(Task goal): Output the data below in full, byte for byte. Nothing may differ.

═══ Extracted material

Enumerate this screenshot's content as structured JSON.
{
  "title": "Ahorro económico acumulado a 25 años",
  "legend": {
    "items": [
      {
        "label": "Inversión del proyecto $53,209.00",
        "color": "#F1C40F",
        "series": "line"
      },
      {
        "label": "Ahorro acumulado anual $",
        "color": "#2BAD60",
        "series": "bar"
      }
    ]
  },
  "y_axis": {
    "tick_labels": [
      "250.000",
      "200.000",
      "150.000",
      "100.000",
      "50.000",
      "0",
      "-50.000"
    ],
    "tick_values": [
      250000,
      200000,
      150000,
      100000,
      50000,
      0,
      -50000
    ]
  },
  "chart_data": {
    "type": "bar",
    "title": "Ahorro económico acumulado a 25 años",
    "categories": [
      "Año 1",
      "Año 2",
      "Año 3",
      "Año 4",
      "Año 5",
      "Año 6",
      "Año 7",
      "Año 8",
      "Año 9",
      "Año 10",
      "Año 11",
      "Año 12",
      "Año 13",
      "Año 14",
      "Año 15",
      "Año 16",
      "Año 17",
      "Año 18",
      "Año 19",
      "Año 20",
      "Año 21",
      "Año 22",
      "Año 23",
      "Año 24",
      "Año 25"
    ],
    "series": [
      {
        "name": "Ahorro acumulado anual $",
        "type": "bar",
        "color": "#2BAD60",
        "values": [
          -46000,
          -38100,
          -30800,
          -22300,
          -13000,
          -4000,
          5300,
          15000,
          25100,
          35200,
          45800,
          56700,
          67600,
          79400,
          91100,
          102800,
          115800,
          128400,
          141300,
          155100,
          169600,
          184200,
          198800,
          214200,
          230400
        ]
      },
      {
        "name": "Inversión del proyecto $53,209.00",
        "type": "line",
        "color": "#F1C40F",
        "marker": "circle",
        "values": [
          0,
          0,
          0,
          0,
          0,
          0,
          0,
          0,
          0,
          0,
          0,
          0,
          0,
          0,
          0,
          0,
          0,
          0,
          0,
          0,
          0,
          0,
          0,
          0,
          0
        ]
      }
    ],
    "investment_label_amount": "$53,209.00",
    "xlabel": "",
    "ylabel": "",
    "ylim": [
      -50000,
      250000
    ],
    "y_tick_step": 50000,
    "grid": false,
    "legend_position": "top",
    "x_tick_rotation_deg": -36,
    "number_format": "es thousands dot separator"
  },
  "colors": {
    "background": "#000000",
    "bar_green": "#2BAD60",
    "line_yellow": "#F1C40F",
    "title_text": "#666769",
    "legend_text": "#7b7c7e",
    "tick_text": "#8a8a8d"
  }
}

══════

(Result):
Enumerate this screenshot's content as structured JSON.
{
  "title": "Ahorro económico acumulado a 25 años",
  "legend": {
    "items": [
      {
        "label": "Inversión del proyecto $53,209.00",
        "color": "#F1C40F",
        "series": "line"
      },
      {
        "label": "Ahorro acumulado anual $",
        "color": "#2BAD60",
        "series": "bar"
      }
    ]
  },
  "y_axis": {
    "tick_labels": [
      "250.000",
      "200.000",
      "150.000",
      "100.000",
      "50.000",
      "0",
      "-50.000"
    ],
    "tick_values": [
      250000,
      200000,
      150000,
      100000,
      50000,
      0,
      -50000
    ]
  },
  "chart_data": {
    "type": "bar",
    "title": "Ahorro económico acumulado a 25 años",
    "categories": [
      "Año 1",
      "Año 2",
      "Año 3",
      "Año 4",
      "Año 5",
      "Año 6",
      "Año 7",
      "Año 8",
      "Año 9",
      "Año 10",
      "Año 11",
      "Año 12",
      "Año 13",
      "Año 14",
      "Año 15",
      "Año 16",
      "Año 17",
      "Año 18",
      "Año 19",
      "Año 20",
      "Año 21",
      "Año 22",
      "Año 23",
      "Año 24",
      "Año 25"
    ],
    "series": [
      {
        "name": "Ahorro acumulado anual $",
        "type": "bar",
        "color": "#2BAD60",
        "values": [
          -46000,
          -38100,
          -30800,
          -22300,
          -13000,
          -4000,
          5300,
          15000,
          25100,
          35200,
          45800,
          56700,
          67600,
          79400,
          91100,
          102800,
          115800,
          128400,
          141300,
          155100,
          169600,
          184200,
          198800,
          214200,
          230400
        ]
      },
      {
        "name": "Inversión del proyecto $53,209.00",
        "type": "line",
        "color": "#F1C40F",
        "marker": "circle",
        "values": [
          0,
          0,
          0,
          0,
          0,
          0,
          0,
          0,
          0,
          0,
          0,
          0,
          0,
          0,
          0,
          0,
          0,
          0,
          0,
          0,
          0,
          0,
          0,
          0,
          0
        ]
      }
    ],
    "investment_label_amount": "$53,209.00",
    "xlabel": "",
    "ylabel": "",
    "ylim": [
      -50000,
      250000
    ],
    "y_tick_step": 50000,
    "grid": false,
    "legend_position": "top",
    "x_tick_rotation_deg": -36,
    "number_format": "es thousands dot separator"
  },
  "colors": {
    "background": "#000000",
    "bar_green": "#2BAD60",
    "line_yellow": "#F1C40F",
    "title_text": "#666769",
    "legend_text": "#7b7c7e",
    "tick_text": "#8a8a8d"
  }
}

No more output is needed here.